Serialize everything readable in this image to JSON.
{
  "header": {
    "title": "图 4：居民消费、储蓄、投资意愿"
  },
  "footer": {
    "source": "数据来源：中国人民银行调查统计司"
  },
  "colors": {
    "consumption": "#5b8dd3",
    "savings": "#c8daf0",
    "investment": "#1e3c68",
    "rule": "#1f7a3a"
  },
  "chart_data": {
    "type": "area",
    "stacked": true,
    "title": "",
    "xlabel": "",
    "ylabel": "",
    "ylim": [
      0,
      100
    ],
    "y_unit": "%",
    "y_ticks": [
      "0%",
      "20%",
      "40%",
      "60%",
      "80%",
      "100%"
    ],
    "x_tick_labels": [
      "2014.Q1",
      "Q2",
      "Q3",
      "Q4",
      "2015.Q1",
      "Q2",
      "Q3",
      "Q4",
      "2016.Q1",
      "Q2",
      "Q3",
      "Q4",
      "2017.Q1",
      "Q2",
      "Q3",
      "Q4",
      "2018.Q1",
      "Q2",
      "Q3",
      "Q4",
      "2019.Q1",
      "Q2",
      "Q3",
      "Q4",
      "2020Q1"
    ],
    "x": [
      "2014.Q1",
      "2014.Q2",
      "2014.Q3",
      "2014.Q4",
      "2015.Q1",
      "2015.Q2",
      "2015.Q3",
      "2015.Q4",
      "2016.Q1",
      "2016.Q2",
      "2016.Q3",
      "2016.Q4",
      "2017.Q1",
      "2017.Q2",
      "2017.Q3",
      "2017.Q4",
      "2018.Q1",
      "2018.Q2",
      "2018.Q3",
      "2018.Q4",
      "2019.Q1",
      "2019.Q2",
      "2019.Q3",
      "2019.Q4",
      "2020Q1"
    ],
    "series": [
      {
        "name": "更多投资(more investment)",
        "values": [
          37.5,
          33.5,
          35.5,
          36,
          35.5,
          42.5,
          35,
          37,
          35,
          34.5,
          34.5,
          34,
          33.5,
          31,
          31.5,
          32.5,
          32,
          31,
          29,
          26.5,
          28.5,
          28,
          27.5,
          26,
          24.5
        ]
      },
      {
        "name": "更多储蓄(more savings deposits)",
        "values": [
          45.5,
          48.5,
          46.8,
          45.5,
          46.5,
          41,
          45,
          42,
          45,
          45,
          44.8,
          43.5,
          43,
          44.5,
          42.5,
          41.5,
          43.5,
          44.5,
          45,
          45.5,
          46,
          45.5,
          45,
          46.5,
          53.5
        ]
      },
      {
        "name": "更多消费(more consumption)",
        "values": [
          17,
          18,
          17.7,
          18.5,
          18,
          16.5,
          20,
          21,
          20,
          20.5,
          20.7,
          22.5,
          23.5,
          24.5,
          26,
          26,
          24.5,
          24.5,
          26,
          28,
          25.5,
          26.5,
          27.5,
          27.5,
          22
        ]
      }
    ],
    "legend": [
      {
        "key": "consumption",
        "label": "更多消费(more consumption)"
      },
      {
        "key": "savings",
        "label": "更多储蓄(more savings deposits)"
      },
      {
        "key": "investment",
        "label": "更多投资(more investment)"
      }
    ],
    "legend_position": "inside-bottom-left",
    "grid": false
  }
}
-*-
■ **Written task**: In the listing above, locate each line with "more" and copy it.

■ **Result of this exercise**:
        "name": "更多投资(more investment)",
        "name": "更多储蓄(more savings deposits)",
        "name": "更多消费(more consumption)",
        "label": "更多消费(more consumption)"
        "label": "更多储蓄(more savings deposits)"
        "label": "更多投资(more investment)"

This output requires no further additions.